MATERIAL FOR THE TASK ->
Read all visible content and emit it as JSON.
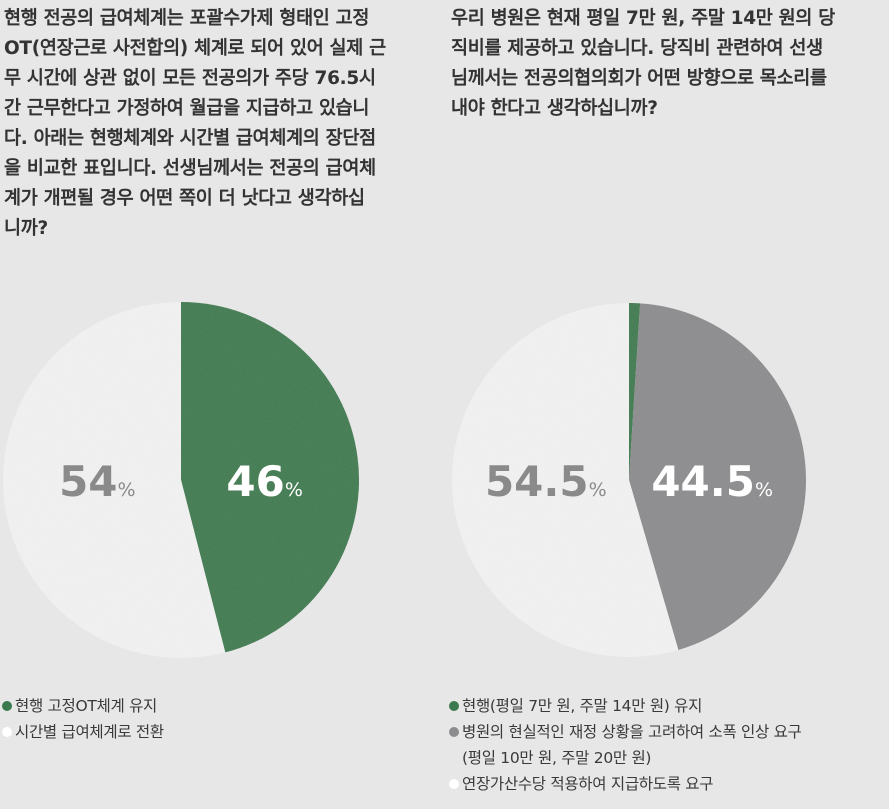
{
  "left": {
    "question_lines": [
      "현행 전공의 급여체계는 포괄수가제 형태인 고정",
      "OT(연장근로 사전합의) 체계로 되어 있어 실제 근",
      "무 시간에 상관 없이 모든 전공의가 주당 76.5시",
      "간 근무한다고 가정하여 월급을 지급하고 있습니",
      "다. 아래는 현행체계와 시간별 급여체계의 장단점",
      "을 비교한 표입니다. 선생님께서는 전공의 급여체",
      "계가 개편될 경우 어떤 쪽이 더 낫다고 생각하십",
      "니까?"
    ]
  },
  "right": {
    "question_lines": [
      "우리 병원은 현재 평일 7만 원, 주말 14만 원의 당",
      "직비를 제공하고 있습니다. 당직비 관련하여 선생",
      "님께서는 전공의협의회가 어떤 방향으로 목소리를",
      "내야 한다고 생각하십니까?"
    ]
  },
  "chart_data": [
    {
      "type": "pie",
      "slices": [
        {
          "label": "현행 고정OT체계 유지",
          "value": 46,
          "display": "46",
          "color": "#3b7a4e",
          "label_color": "#ffffff"
        },
        {
          "label": "시간별 급여체계로 전환",
          "value": 54,
          "display": "54",
          "color": "#f2f2f2",
          "label_color": "#8a8a8a"
        }
      ],
      "unit": "%",
      "legend": [
        {
          "lines": [
            "현행 고정OT체계 유지"
          ],
          "color": "#3b7a4e"
        },
        {
          "lines": [
            "시간별 급여체계로 전환"
          ],
          "color": "#ffffff"
        }
      ]
    },
    {
      "type": "pie",
      "slices": [
        {
          "label": "현행(평일 7만 원, 주말 14만 원) 유지",
          "value": 1,
          "display": "",
          "color": "#3b7a4e",
          "label_color": "#ffffff"
        },
        {
          "label": "병원의 현실적인 재정 상황을 고려하여 소폭 인상 요구 (평일 10만 원, 주말 20만 원)",
          "value": 44.5,
          "display": "44.5",
          "color": "#8c8c8e",
          "label_color": "#ffffff"
        },
        {
          "label": "연장가산수당 적용하여 지급하도록 요구",
          "value": 54.5,
          "display": "54.5",
          "color": "#f2f2f2",
          "label_color": "#8a8a8a"
        }
      ],
      "unit": "%",
      "legend": [
        {
          "lines": [
            "현행(평일 7만 원, 주말 14만 원) 유지"
          ],
          "color": "#3b7a4e"
        },
        {
          "lines": [
            "병원의 현실적인 재정 상황을 고려하여 소폭 인상 요구",
            "(평일 10만 원, 주말 20만 원)"
          ],
          "color": "#8c8c8e"
        },
        {
          "lines": [
            "연장가산수당 적용하여 지급하도록 요구"
          ],
          "color": "#ffffff"
        }
      ]
    }
  ]
}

EXERCISE REQUIREMENTS -> Pick out each line containing the string "value" and copy it.

EXERCISE OUTPUT ->
          "value": 46,
          "value": 54,
          "value": 1,
          "value": 44.5,
          "value": 54.5,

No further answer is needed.